**Stated task:** Transcribe precisely those lines of the listing that fall between the line containing "What does this" and the last line, inclusive of both.

**Data listing:**
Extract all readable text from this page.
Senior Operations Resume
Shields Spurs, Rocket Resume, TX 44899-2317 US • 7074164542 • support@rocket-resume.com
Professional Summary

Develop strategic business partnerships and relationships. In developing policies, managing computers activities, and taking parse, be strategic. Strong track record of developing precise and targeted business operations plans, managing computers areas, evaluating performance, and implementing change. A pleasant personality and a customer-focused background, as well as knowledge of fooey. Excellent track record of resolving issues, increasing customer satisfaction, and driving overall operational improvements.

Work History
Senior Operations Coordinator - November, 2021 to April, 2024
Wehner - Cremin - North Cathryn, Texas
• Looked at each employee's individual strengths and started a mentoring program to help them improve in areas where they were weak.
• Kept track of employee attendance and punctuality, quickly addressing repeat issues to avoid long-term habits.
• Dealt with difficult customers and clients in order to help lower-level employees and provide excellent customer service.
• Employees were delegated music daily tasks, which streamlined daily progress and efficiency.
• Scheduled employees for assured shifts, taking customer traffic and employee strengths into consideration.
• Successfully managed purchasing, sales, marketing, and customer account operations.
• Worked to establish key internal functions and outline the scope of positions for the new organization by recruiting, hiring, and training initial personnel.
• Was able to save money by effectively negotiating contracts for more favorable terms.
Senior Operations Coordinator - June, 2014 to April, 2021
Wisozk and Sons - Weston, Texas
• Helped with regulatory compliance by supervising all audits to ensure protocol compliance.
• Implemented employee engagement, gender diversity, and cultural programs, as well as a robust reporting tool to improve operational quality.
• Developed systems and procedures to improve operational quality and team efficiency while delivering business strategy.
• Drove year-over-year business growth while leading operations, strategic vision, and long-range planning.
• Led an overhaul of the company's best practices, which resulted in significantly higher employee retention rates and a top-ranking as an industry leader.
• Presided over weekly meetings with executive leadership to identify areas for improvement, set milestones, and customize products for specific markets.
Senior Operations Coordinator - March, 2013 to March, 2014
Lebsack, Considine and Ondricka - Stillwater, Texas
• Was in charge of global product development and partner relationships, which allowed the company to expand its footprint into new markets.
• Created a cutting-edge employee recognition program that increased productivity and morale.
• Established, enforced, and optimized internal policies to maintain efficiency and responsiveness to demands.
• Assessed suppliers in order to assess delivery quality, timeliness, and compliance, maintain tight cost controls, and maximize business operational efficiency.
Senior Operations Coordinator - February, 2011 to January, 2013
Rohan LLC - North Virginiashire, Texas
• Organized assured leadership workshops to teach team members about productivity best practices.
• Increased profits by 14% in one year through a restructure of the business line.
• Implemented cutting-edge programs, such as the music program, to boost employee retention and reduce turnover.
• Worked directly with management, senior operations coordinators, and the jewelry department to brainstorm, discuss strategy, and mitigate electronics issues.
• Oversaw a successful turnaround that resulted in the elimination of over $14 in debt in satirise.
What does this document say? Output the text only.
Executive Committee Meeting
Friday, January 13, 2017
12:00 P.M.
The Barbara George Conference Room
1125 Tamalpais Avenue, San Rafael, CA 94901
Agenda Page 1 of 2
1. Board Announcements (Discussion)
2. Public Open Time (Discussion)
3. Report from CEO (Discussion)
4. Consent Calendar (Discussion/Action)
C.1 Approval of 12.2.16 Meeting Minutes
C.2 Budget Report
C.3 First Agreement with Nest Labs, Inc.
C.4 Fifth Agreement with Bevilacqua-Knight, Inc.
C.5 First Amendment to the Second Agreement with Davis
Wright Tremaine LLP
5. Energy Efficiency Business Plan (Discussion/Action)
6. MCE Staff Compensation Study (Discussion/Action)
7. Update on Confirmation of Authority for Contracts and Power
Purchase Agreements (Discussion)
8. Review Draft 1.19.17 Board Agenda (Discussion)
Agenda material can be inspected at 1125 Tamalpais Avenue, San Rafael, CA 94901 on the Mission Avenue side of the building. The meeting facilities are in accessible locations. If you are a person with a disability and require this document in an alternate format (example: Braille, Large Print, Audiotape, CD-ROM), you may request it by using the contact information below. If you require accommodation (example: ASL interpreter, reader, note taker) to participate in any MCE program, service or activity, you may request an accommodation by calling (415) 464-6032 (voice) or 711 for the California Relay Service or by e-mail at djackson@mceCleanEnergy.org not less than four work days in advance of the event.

**The reply:**
What does this document say? Output the text only.
Executive Committee Meeting
Friday, January 13, 2017
12:00 P.M.
The Barbara George Conference Room
1125 Tamalpais Avenue, San Rafael, CA 94901
Agenda Page 1 of 2
1. Board Announcements (Discussion)
2. Public Open Time (Discussion)
3. Report from CEO (Discussion)
4. Consent Calendar (Discussion/Action)
C.1 Approval of 12.2.16 Meeting Minutes
C.2 Budget Report
C.3 First Agreement with Nest Labs, Inc.
C.4 Fifth Agreement with Bevilacqua-Knight, Inc.
C.5 First Amendment to the Second Agreement with Davis
Wright Tremaine LLP
5. Energy Efficiency Business Plan (Discussion/Action)
6. MCE Staff Compensation Study (Discussion/Action)
7. Update on Confirmation of Authority for Contracts and Power
Purchase Agreements (Discussion)
8. Review Draft 1.19.17 Board Agenda (Discussion)
Agenda material can be inspected at 1125 Tamalpais Avenue, San Rafael, CA 94901 on the Mission Avenue side of the building. The meeting facilities are in accessible locations. If you are a person with a disability and require this document in an alternate format (example: Braille, Large Print, Audiotape, CD-ROM), you may request it by using the contact information below. If you require accommodation (example: ASL interpreter, reader, note taker) to participate in any MCE program, service or activity, you may request an accommodation by calling (415) 464-6032 (voice) or 711 for the California Relay Service or by e-mail at djackson@mceCleanEnergy.org not less than four work days in advance of the event.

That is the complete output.